→ AIM OF THE EXERCISE: List all the lines in these records that hold "JSON".

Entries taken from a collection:

====

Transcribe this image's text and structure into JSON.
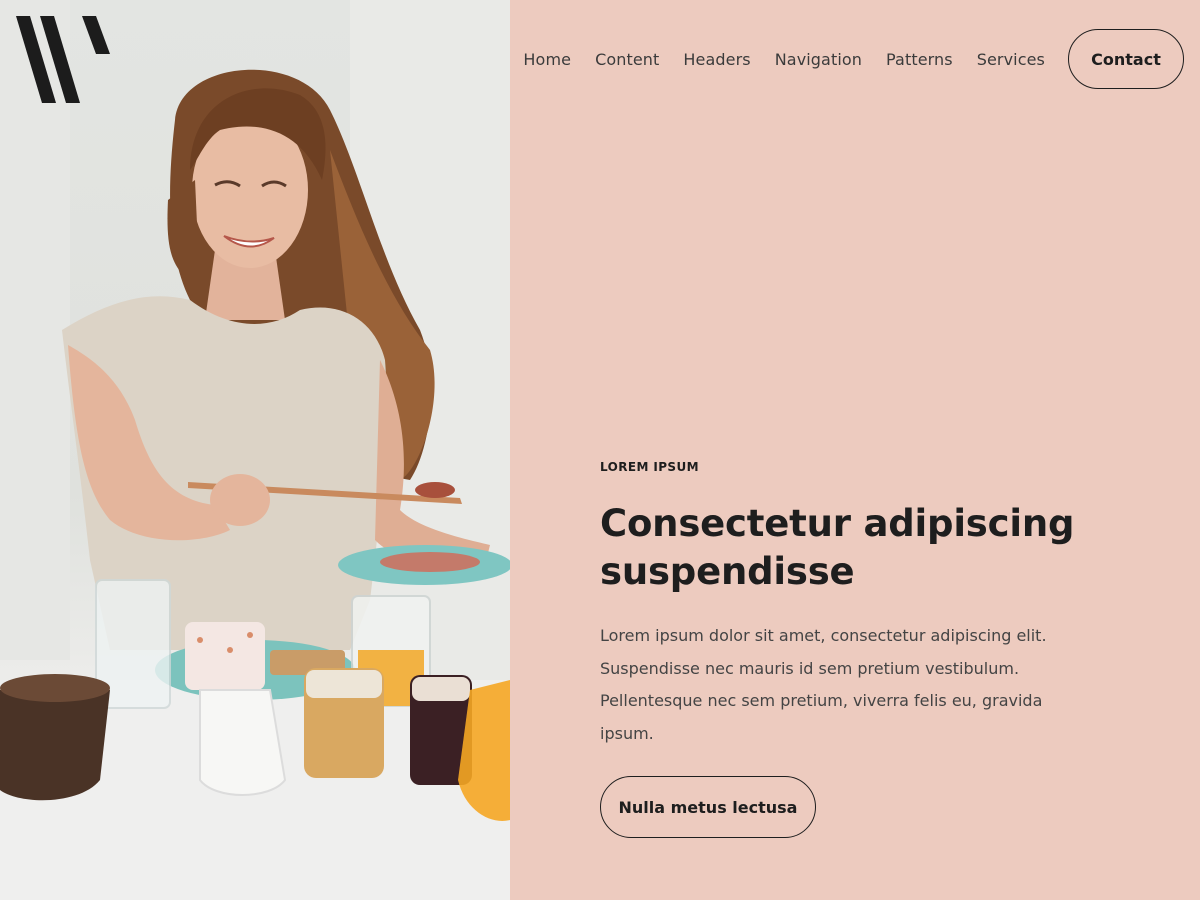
{
  "header": {
    "logo": "site-logo",
    "nav": [
      {
        "label": "Home"
      },
      {
        "label": "Content"
      },
      {
        "label": "Headers"
      },
      {
        "label": "Navigation"
      },
      {
        "label": "Patterns"
      },
      {
        "label": "Services"
      }
    ],
    "contact_label": "Contact"
  },
  "hero": {
    "image_icon": "woman-breakfast-photo",
    "eyebrow": "LOREM IPSUM",
    "headline_line1": "Consectetur adipiscing",
    "headline_line2": "suspendisse",
    "body": "Lorem ipsum dolor sit amet, consectetur adipiscing elit. Suspendisse nec mauris id sem pretium vestibulum. Pellentesque nec sem pretium, viverra felis eu, gravida ipsum.",
    "cta_label": "Nulla metus lectusa"
  },
  "colors": {
    "background": "#edcbbf",
    "text": "#1e1e1e",
    "body_text": "#444444"
  }
}
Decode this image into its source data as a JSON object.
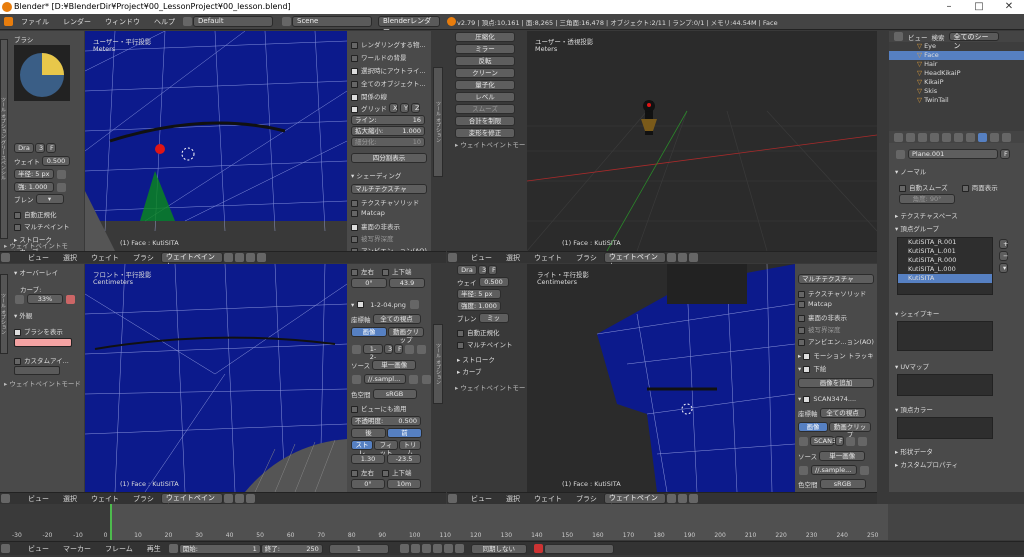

====

→ EXPECTED ANSWER:
Transcribe this image's text and structure into JSON.
Decode this image into its source data as a JSON object.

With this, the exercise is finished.